§ PROBLEM TO WORK ON
Translate this sentence from the album review below into Spanish: "The previous two Shakti records presented tunes as long as half an hour."

§ TEXT PASSAGE
L. Shankar (violin), Zakir Hussain (tabla, percussion), T.H Vinayakram (ghatam, percussion)


Composed by John McLaughlin & L. Shankar


Recorded: Geneva, Switzerland, July 1977


Rating: 92/100 (learn more)

Though John McLaughlin never admitted it, the tunes on Natural Elements were written to appeal to a wider audience. After the mega success of the Mahavishnu Orchestra, Columbia Records was none too happy with McLaughlin's new acoustic Indo-jazz direction. The previous two Shakti records presented tunes as long as half an hour. You are not going to get radio airplay with that stuff. For this turn, McLaughlin's and L. Shankar 's tunes are far shorter. A couple of them actually have some pop riffs and catchy vocal sections. None of this would increase the band's commercial viability, however. The group amazed those who saw and heard it around the world, but those were very few because Columbia's promo machine wasn't going to support this noncommercial music.

§ DATA SUPPLIED

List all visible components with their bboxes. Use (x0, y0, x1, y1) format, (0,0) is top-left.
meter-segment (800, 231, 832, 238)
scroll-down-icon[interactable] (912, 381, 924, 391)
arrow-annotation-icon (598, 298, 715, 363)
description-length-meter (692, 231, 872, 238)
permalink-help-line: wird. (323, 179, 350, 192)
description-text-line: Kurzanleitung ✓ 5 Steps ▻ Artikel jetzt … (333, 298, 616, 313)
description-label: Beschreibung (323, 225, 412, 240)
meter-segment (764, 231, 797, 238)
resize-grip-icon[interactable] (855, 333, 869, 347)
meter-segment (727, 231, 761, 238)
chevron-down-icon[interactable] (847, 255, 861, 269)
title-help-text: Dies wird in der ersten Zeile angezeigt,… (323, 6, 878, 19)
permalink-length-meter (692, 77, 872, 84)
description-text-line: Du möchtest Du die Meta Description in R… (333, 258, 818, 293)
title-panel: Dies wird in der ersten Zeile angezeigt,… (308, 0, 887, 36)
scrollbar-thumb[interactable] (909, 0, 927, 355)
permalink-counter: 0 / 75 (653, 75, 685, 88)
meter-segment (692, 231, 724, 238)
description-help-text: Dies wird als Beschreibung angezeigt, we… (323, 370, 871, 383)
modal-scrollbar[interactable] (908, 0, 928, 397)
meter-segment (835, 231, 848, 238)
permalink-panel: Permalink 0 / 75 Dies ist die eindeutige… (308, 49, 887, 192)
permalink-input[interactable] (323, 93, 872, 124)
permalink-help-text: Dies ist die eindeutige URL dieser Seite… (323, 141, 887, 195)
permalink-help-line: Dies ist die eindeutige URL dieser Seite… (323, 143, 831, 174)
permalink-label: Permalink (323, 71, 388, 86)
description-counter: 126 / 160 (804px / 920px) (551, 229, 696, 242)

§ SOLUTION TO THE EXERCISE
Los dos discos anteriores de Shakti presentaban temas de hasta media hora de duración.